- _Exercise prompt_
Show all lines that include the string "скважины"; copy each one.

- _Dataset rows_
+-------+

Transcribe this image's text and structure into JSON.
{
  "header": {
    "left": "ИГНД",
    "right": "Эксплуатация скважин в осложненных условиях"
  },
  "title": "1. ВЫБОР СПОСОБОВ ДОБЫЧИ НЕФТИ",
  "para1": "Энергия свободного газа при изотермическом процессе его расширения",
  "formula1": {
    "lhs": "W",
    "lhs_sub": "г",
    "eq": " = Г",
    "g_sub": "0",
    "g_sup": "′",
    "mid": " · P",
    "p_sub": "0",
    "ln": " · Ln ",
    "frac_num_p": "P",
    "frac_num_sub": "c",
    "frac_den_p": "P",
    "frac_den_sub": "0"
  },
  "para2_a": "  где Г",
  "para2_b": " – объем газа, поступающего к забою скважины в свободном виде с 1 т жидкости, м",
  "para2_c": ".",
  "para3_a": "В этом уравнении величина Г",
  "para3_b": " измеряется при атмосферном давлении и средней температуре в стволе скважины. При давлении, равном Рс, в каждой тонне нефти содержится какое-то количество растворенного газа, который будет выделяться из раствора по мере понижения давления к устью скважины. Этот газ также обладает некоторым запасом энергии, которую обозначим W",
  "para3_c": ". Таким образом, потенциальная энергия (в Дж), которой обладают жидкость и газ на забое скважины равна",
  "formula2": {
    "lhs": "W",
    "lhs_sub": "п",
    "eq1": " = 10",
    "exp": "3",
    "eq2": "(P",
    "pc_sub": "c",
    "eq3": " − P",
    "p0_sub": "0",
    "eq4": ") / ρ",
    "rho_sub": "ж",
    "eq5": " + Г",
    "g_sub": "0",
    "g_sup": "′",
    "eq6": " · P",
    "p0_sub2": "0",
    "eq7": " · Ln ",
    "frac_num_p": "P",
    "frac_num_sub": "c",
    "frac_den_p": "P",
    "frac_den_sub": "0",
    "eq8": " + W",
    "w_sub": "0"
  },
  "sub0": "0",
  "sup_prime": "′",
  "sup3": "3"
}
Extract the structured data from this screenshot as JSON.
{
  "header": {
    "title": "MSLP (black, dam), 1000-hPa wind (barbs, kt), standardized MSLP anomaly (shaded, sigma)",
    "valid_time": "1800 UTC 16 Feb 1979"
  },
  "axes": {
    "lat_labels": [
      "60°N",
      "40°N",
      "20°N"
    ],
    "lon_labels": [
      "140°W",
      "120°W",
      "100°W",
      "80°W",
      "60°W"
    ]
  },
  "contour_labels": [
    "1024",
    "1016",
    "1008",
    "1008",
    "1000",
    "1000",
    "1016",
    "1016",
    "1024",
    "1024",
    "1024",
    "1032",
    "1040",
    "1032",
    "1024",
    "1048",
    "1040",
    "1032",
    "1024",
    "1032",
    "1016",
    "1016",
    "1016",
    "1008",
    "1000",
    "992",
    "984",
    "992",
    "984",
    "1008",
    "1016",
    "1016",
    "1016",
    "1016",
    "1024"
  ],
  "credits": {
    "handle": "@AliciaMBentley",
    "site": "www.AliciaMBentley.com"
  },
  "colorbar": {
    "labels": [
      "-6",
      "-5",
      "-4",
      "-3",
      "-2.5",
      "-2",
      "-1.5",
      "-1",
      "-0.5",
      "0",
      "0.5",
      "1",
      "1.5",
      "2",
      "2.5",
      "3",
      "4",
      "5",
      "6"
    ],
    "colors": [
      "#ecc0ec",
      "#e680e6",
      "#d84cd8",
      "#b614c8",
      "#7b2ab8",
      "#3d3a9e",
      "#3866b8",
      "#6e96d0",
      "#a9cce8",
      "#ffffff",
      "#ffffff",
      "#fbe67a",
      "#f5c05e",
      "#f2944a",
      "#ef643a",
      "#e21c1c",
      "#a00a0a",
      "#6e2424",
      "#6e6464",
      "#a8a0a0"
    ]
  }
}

+-------+

- _Solution to this task_
  "para2_b": " – объем газа, поступающего к забою скважины в свободном виде с 1 т жидкости, м",
  "para3_b": " измеряется при атмосферном давлении и средней температуре в стволе скважины. При давлении, равном Рс, в каждой тонне нефти содержится какое-то количество растворенного газа, который будет выделяться из раствора по мере понижения давления к устью скважины. Этот газ также обладает некоторым запасом энергии, которую обозначим W",
  "para3_c": ". Таким образом, потенциальная энергия (в Дж), которой обладают жидкость и газ на забое скважины равна",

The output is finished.